▸ DIRECTIONS FOR THIS TASK
Skip any picture you find and retype all the remaining lines exactly.

### EXERCISE INPUT ###

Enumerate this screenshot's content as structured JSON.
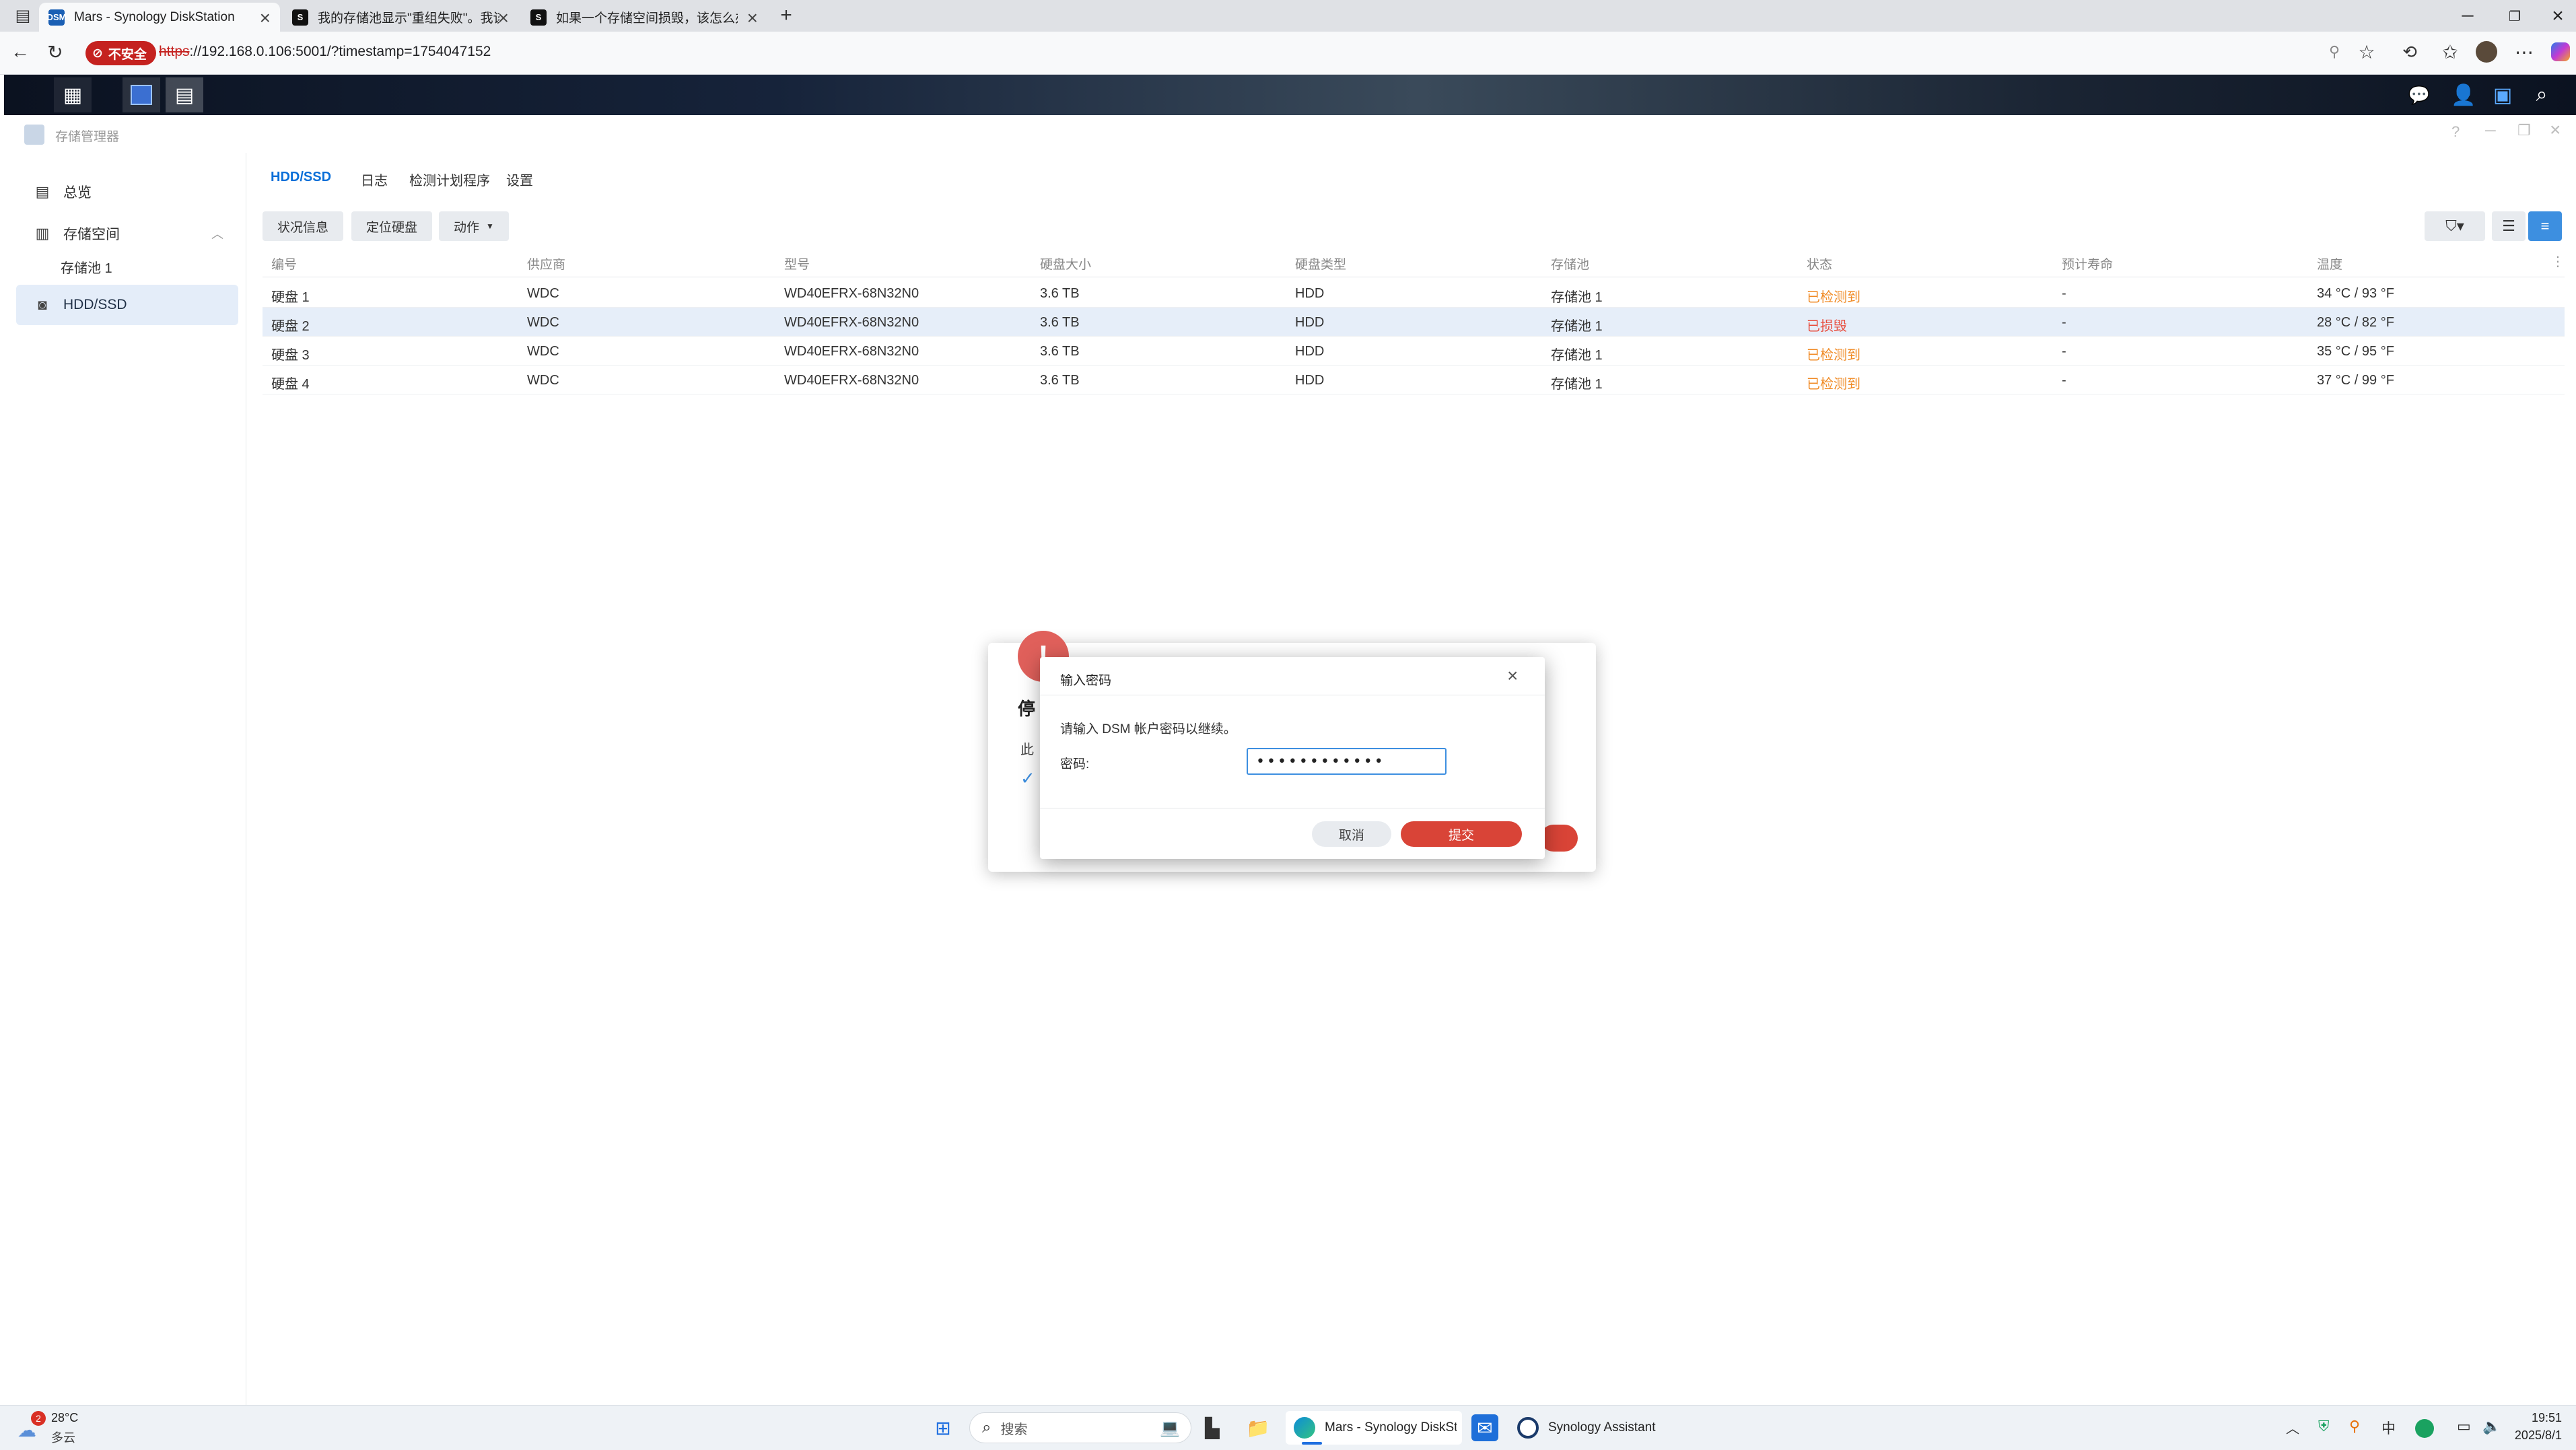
{
  "browser": {
    "tabs": [
      {
        "title": "Mars - Synology DiskStation",
        "favicon": "DSM",
        "active": true
      },
      {
        "title": "我的存储池显示\"重组失败\"。我该",
        "favicon": "S",
        "active": false
      },
      {
        "title": "如果一个存储空间损毁，该怎么办",
        "favicon": "S",
        "active": false
      }
    ],
    "new_tab_icon": "plus-icon",
    "security_label": "不安全",
    "url_protocol": "https",
    "url_rest": "://192.168.0.106:5001/?timestamp=1754047152"
  },
  "app": {
    "title": "存储管理器",
    "sidebar": {
      "items": [
        {
          "label": "总览",
          "icon": "overview-icon"
        },
        {
          "label": "存储空间",
          "icon": "storage-icon"
        },
        {
          "label": "存储池 1",
          "icon": ""
        },
        {
          "label": "HDD/SSD",
          "icon": "disk-icon"
        }
      ]
    },
    "tabs": [
      "HDD/SSD",
      "日志",
      "检测计划程序",
      "设置"
    ],
    "toolbar": {
      "status_info": "状况信息",
      "locate_disk": "定位硬盘",
      "action": "动作"
    },
    "table": {
      "headers": [
        "编号",
        "供应商",
        "型号",
        "硬盘大小",
        "硬盘类型",
        "存储池",
        "状态",
        "预计寿命",
        "温度"
      ],
      "rows": [
        {
          "id": "硬盘 1",
          "vendor": "WDC",
          "model": "WD40EFRX-68N32N0",
          "size": "3.6 TB",
          "type": "HDD",
          "pool": "存储池 1",
          "status": "已检测到",
          "life": "-",
          "temp": "34 °C / 93 °F"
        },
        {
          "id": "硬盘 2",
          "vendor": "WDC",
          "model": "WD40EFRX-68N32N0",
          "size": "3.6 TB",
          "type": "HDD",
          "pool": "存储池 1",
          "status": "已损毁",
          "life": "-",
          "temp": "28 °C / 82 °F"
        },
        {
          "id": "硬盘 3",
          "vendor": "WDC",
          "model": "WD40EFRX-68N32N0",
          "size": "3.6 TB",
          "type": "HDD",
          "pool": "存储池 1",
          "status": "已检测到",
          "life": "-",
          "temp": "35 °C / 95 °F"
        },
        {
          "id": "硬盘 4",
          "vendor": "WDC",
          "model": "WD40EFRX-68N32N0",
          "size": "3.6 TB",
          "type": "HDD",
          "pool": "存储池 1",
          "status": "已检测到",
          "life": "-",
          "temp": "37 °C / 99 °F"
        }
      ]
    }
  },
  "bg_dialog": {
    "title_fragment": "停",
    "text_fragment": "此"
  },
  "password_dialog": {
    "title": "输入密码",
    "message": "请输入 DSM 帐户密码以继续。",
    "label": "密码:",
    "value": "••••••••••••",
    "cancel": "取消",
    "submit": "提交"
  },
  "taskbar": {
    "weather_temp": "28°C",
    "weather_desc": "多云",
    "weather_badge": "2",
    "search_placeholder": "搜索",
    "apps": [
      {
        "label": "Mars - Synology DiskSta"
      },
      {
        "label": "Synology Assistant"
      }
    ],
    "ime": "中",
    "time": "19:51",
    "date": "2025/8/1"
  },
  "colors": {
    "accent": "#0a6fd8",
    "warn": "#f08a24",
    "error": "#e84c3d",
    "submit": "#d94437"
  }
}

###

▸ SOLUTION
Enumerate this screenshot's content as structured JSON.
{
  "browser": {
    "tabs": [
      {
        "title": "Mars - Synology DiskStation",
        "favicon": "DSM",
        "active": true
      },
      {
        "title": "我的存储池显示\"重组失败\"。我该",
        "favicon": "S",
        "active": false
      },
      {
        "title": "如果一个存储空间损毁，该怎么办",
        "favicon": "S",
        "active": false
      }
    ],
    "new_tab_icon": "plus-icon",
    "security_label": "不安全",
    "url_protocol": "https",
    "url_rest": "://192.168.0.106:5001/?timestamp=1754047152"
  },
  "app": {
    "title": "存储管理器",
    "sidebar": {
      "items": [
        {
          "label": "总览",
          "icon": "overview-icon"
        },
        {
          "label": "存储空间",
          "icon": "storage-icon"
        },
        {
          "label": "存储池 1",
          "icon": ""
        },
        {
          "label": "HDD/SSD",
          "icon": "disk-icon"
        }
      ]
    },
    "tabs": [
      "HDD/SSD",
      "日志",
      "检测计划程序",
      "设置"
    ],
    "toolbar": {
      "status_info": "状况信息",
      "locate_disk": "定位硬盘",
      "action": "动作"
    },
    "table": {
      "headers": [
        "编号",
        "供应商",
        "型号",
        "硬盘大小",
        "硬盘类型",
        "存储池",
        "状态",
        "预计寿命",
        "温度"
      ],
      "rows": [
        {
          "id": "硬盘 1",
          "vendor": "WDC",
          "model": "WD40EFRX-68N32N0",
          "size": "3.6 TB",
          "type": "HDD",
          "pool": "存储池 1",
          "status": "已检测到",
          "life": "-",
          "temp": "34 °C / 93 °F"
        },
        {
          "id": "硬盘 2",
          "vendor": "WDC",
          "model": "WD40EFRX-68N32N0",
          "size": "3.6 TB",
          "type": "HDD",
          "pool": "存储池 1",
          "status": "已损毁",
          "life": "-",
          "temp": "28 °C / 82 °F"
        },
        {
          "id": "硬盘 3",
          "vendor": "WDC",
          "model": "WD40EFRX-68N32N0",
          "size": "3.6 TB",
          "type": "HDD",
          "pool": "存储池 1",
          "status": "已检测到",
          "life": "-",
          "temp": "35 °C / 95 °F"
        },
        {
          "id": "硬盘 4",
          "vendor": "WDC",
          "model": "WD40EFRX-68N32N0",
          "size": "3.6 TB",
          "type": "HDD",
          "pool": "存储池 1",
          "status": "已检测到",
          "life": "-",
          "temp": "37 °C / 99 °F"
        }
      ]
    }
  },
  "bg_dialog": {
    "title_fragment": "停",
    "text_fragment": "此"
  },
  "password_dialog": {
    "title": "输入密码",
    "message": "请输入 DSM 帐户密码以继续。",
    "label": "密码:",
    "value": "••••••••••••",
    "cancel": "取消",
    "submit": "提交"
  },
  "taskbar": {
    "weather_temp": "28°C",
    "weather_desc": "多云",
    "weather_badge": "2",
    "search_placeholder": "搜索",
    "apps": [
      {
        "label": "Mars - Synology DiskSta"
      },
      {
        "label": "Synology Assistant"
      }
    ],
    "ime": "中",
    "time": "19:51",
    "date": "2025/8/1"
  },
  "colors": {
    "accent": "#0a6fd8",
    "warn": "#f08a24",
    "error": "#e84c3d",
    "submit": "#d94437"
  }
}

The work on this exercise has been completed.